»»

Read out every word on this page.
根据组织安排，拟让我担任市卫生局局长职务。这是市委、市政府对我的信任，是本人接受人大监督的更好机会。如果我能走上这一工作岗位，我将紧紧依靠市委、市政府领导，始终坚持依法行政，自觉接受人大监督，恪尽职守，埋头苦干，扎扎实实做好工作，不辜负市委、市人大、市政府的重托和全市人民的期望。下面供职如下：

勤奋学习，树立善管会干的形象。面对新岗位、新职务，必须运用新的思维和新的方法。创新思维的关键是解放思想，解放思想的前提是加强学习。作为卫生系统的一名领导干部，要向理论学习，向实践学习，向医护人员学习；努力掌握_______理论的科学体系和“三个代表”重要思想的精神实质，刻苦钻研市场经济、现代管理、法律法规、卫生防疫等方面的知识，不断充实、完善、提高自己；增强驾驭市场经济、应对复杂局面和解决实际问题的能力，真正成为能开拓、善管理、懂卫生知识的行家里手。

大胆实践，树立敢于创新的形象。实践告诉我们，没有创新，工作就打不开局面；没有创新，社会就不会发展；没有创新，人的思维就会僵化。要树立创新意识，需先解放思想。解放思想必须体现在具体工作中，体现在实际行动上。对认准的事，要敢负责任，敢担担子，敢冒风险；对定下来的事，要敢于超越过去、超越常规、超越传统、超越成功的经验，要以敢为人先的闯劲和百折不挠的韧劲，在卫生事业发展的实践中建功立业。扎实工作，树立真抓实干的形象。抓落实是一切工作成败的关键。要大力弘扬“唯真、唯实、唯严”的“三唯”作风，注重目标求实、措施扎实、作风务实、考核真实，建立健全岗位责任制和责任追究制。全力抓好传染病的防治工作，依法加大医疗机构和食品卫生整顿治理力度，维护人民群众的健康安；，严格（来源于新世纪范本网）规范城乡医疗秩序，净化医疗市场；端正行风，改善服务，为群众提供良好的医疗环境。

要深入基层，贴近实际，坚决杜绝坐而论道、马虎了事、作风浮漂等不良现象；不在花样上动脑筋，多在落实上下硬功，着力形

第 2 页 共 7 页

««

Exercise brief: Exactly reproduce the material above.

Final result:
Read out every word on this page.
根据组织安排，拟让我担任市卫生局局长职务。这是市委、市政府对我的信任，是本人接受人大监督的更好机会。如果我能走上这一工作岗位，我将紧紧依靠市委、市政府领导，始终坚持依法行政，自觉接受人大监督，恪尽职守，埋头苦干，扎扎实实做好工作，不辜负市委、市人大、市政府的重托和全市人民的期望。下面供职如下：

勤奋学习，树立善管会干的形象。面对新岗位、新职务，必须运用新的思维和新的方法。创新思维的关键是解放思想，解放思想的前提是加强学习。作为卫生系统的一名领导干部，要向理论学习，向实践学习，向医护人员学习；努力掌握_______理论的科学体系和“三个代表”重要思想的精神实质，刻苦钻研市场经济、现代管理、法律法规、卫生防疫等方面的知识，不断充实、完善、提高自己；增强驾驭市场经济、应对复杂局面和解决实际问题的能力，真正成为能开拓、善管理、懂卫生知识的行家里手。

大胆实践，树立敢于创新的形象。实践告诉我们，没有创新，工作就打不开局面；没有创新，社会就不会发展；没有创新，人的思维就会僵化。要树立创新意识，需先解放思想。解放思想必须体现在具体工作中，体现在实际行动上。对认准的事，要敢负责任，敢担担子，敢冒风险；对定下来的事，要敢于超越过去、超越常规、超越传统、超越成功的经验，要以敢为人先的闯劲和百折不挠的韧劲，在卫生事业发展的实践中建功立业。扎实工作，树立真抓实干的形象。抓落实是一切工作成败的关键。要大力弘扬“唯真、唯实、唯严”的“三唯”作风，注重目标求实、措施扎实、作风务实、考核真实，建立健全岗位责任制和责任追究制。全力抓好传染病的防治工作，依法加大医疗机构和食品卫生整顿治理力度，维护人民群众的健康安；，严格（来源于新世纪范本网）规范城乡医疗秩序，净化医疗市场；端正行风，改善服务，为群众提供良好的医疗环境。

要深入基层，贴近实际，坚决杜绝坐而论道、马虎了事、作风浮漂等不良现象；不在花样上动脑筋，多在落实上下硬功，着力形

第 2 页 共 7 页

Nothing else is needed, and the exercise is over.